§ **SET TASK**: Copy down all of the data underneath, exactly as shown.

= = = =

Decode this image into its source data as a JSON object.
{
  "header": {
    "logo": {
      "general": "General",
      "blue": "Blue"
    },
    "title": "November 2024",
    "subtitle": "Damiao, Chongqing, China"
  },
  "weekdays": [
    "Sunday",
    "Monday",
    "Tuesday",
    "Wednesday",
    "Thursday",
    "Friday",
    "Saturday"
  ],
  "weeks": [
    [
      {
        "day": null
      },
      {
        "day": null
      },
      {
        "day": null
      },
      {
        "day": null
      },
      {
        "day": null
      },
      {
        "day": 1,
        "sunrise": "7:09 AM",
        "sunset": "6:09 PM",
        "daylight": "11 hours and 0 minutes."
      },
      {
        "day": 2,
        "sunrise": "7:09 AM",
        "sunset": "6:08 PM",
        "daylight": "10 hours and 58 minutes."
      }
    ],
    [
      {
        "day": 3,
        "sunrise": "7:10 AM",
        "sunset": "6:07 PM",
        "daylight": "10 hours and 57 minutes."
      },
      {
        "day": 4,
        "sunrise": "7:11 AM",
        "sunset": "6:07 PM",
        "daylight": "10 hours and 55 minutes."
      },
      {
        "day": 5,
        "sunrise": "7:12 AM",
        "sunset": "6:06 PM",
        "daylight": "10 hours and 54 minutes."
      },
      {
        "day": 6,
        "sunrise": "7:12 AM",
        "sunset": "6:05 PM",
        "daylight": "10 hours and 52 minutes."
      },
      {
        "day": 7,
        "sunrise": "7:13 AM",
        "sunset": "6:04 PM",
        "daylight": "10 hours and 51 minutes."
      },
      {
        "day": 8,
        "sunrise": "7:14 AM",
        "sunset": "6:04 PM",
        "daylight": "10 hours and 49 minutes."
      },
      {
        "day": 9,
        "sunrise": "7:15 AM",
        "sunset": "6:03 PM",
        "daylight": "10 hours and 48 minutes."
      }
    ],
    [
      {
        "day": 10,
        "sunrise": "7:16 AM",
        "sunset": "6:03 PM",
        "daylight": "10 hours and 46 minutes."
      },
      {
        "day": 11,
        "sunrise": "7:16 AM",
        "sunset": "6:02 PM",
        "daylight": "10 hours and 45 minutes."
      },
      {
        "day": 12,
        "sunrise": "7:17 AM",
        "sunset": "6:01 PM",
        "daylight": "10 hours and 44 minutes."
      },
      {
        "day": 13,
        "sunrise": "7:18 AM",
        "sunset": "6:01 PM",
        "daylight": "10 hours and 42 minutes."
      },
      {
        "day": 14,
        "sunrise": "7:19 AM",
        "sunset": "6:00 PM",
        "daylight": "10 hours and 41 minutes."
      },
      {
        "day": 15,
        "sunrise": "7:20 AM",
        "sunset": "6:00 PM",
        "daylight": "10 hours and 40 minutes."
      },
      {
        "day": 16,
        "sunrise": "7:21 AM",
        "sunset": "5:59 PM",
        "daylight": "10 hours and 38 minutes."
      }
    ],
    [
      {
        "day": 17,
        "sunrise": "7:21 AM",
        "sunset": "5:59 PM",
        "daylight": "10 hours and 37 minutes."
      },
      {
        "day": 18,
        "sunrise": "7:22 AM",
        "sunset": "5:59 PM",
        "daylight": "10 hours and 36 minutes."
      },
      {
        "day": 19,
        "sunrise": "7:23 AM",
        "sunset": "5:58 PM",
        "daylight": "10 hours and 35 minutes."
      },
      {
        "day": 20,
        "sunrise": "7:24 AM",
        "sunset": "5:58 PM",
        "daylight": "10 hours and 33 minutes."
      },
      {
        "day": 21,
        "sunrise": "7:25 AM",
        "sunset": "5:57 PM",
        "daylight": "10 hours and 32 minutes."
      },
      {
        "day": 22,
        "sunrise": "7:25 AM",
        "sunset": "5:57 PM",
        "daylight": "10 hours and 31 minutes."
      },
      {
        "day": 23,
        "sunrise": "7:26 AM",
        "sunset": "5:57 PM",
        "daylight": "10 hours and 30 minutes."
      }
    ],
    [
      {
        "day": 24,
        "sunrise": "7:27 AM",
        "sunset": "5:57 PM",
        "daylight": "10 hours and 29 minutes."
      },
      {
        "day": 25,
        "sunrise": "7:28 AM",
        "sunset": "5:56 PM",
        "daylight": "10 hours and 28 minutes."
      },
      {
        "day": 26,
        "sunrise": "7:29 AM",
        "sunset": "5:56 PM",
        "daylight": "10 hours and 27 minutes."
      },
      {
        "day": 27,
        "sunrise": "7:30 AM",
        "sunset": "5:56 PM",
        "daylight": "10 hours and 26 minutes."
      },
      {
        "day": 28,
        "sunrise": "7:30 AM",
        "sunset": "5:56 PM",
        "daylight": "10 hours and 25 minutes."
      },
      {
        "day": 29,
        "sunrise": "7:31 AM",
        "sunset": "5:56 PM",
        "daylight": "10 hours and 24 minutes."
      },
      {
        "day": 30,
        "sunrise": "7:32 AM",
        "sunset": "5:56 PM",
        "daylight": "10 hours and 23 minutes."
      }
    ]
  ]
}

= = = =

§ **CORRECT RESPONSE**:
Decode this image into its source data as a JSON object.
{
  "header": {
    "logo": {
      "general": "General",
      "blue": "Blue"
    },
    "title": "November 2024",
    "subtitle": "Damiao, Chongqing, China"
  },
  "weekdays": [
    "Sunday",
    "Monday",
    "Tuesday",
    "Wednesday",
    "Thursday",
    "Friday",
    "Saturday"
  ],
  "weeks": [
    [
      {
        "day": null
      },
      {
        "day": null
      },
      {
        "day": null
      },
      {
        "day": null
      },
      {
        "day": null
      },
      {
        "day": 1,
        "sunrise": "7:09 AM",
        "sunset": "6:09 PM",
        "daylight": "11 hours and 0 minutes."
      },
      {
        "day": 2,
        "sunrise": "7:09 AM",
        "sunset": "6:08 PM",
        "daylight": "10 hours and 58 minutes."
      }
    ],
    [
      {
        "day": 3,
        "sunrise": "7:10 AM",
        "sunset": "6:07 PM",
        "daylight": "10 hours and 57 minutes."
      },
      {
        "day": 4,
        "sunrise": "7:11 AM",
        "sunset": "6:07 PM",
        "daylight": "10 hours and 55 minutes."
      },
      {
        "day": 5,
        "sunrise": "7:12 AM",
        "sunset": "6:06 PM",
        "daylight": "10 hours and 54 minutes."
      },
      {
        "day": 6,
        "sunrise": "7:12 AM",
        "sunset": "6:05 PM",
        "daylight": "10 hours and 52 minutes."
      },
      {
        "day": 7,
        "sunrise": "7:13 AM",
        "sunset": "6:04 PM",
        "daylight": "10 hours and 51 minutes."
      },
      {
        "day": 8,
        "sunrise": "7:14 AM",
        "sunset": "6:04 PM",
        "daylight": "10 hours and 49 minutes."
      },
      {
        "day": 9,
        "sunrise": "7:15 AM",
        "sunset": "6:03 PM",
        "daylight": "10 hours and 48 minutes."
      }
    ],
    [
      {
        "day": 10,
        "sunrise": "7:16 AM",
        "sunset": "6:03 PM",
        "daylight": "10 hours and 46 minutes."
      },
      {
        "day": 11,
        "sunrise": "7:16 AM",
        "sunset": "6:02 PM",
        "daylight": "10 hours and 45 minutes."
      },
      {
        "day": 12,
        "sunrise": "7:17 AM",
        "sunset": "6:01 PM",
        "daylight": "10 hours and 44 minutes."
      },
      {
        "day": 13,
        "sunrise": "7:18 AM",
        "sunset": "6:01 PM",
        "daylight": "10 hours and 42 minutes."
      },
      {
        "day": 14,
        "sunrise": "7:19 AM",
        "sunset": "6:00 PM",
        "daylight": "10 hours and 41 minutes."
      },
      {
        "day": 15,
        "sunrise": "7:20 AM",
        "sunset": "6:00 PM",
        "daylight": "10 hours and 40 minutes."
      },
      {
        "day": 16,
        "sunrise": "7:21 AM",
        "sunset": "5:59 PM",
        "daylight": "10 hours and 38 minutes."
      }
    ],
    [
      {
        "day": 17,
        "sunrise": "7:21 AM",
        "sunset": "5:59 PM",
        "daylight": "10 hours and 37 minutes."
      },
      {
        "day": 18,
        "sunrise": "7:22 AM",
        "sunset": "5:59 PM",
        "daylight": "10 hours and 36 minutes."
      },
      {
        "day": 19,
        "sunrise": "7:23 AM",
        "sunset": "5:58 PM",
        "daylight": "10 hours and 35 minutes."
      },
      {
        "day": 20,
        "sunrise": "7:24 AM",
        "sunset": "5:58 PM",
        "daylight": "10 hours and 33 minutes."
      },
      {
        "day": 21,
        "sunrise": "7:25 AM",
        "sunset": "5:57 PM",
        "daylight": "10 hours and 32 minutes."
      },
      {
        "day": 22,
        "sunrise": "7:25 AM",
        "sunset": "5:57 PM",
        "daylight": "10 hours and 31 minutes."
      },
      {
        "day": 23,
        "sunrise": "7:26 AM",
        "sunset": "5:57 PM",
        "daylight": "10 hours and 30 minutes."
      }
    ],
    [
      {
        "day": 24,
        "sunrise": "7:27 AM",
        "sunset": "5:57 PM",
        "daylight": "10 hours and 29 minutes."
      },
      {
        "day": 25,
        "sunrise": "7:28 AM",
        "sunset": "5:56 PM",
        "daylight": "10 hours and 28 minutes."
      },
      {
        "day": 26,
        "sunrise": "7:29 AM",
        "sunset": "5:56 PM",
        "daylight": "10 hours and 27 minutes."
      },
      {
        "day": 27,
        "sunrise": "7:30 AM",
        "sunset": "5:56 PM",
        "daylight": "10 hours and 26 minutes."
      },
      {
        "day": 28,
        "sunrise": "7:30 AM",
        "sunset": "5:56 PM",
        "daylight": "10 hours and 25 minutes."
      },
      {
        "day": 29,
        "sunrise": "7:31 AM",
        "sunset": "5:56 PM",
        "daylight": "10 hours and 24 minutes."
      },
      {
        "day": 30,
        "sunrise": "7:32 AM",
        "sunset": "5:56 PM",
        "daylight": "10 hours and 23 minutes."
      }
    ]
  ]
}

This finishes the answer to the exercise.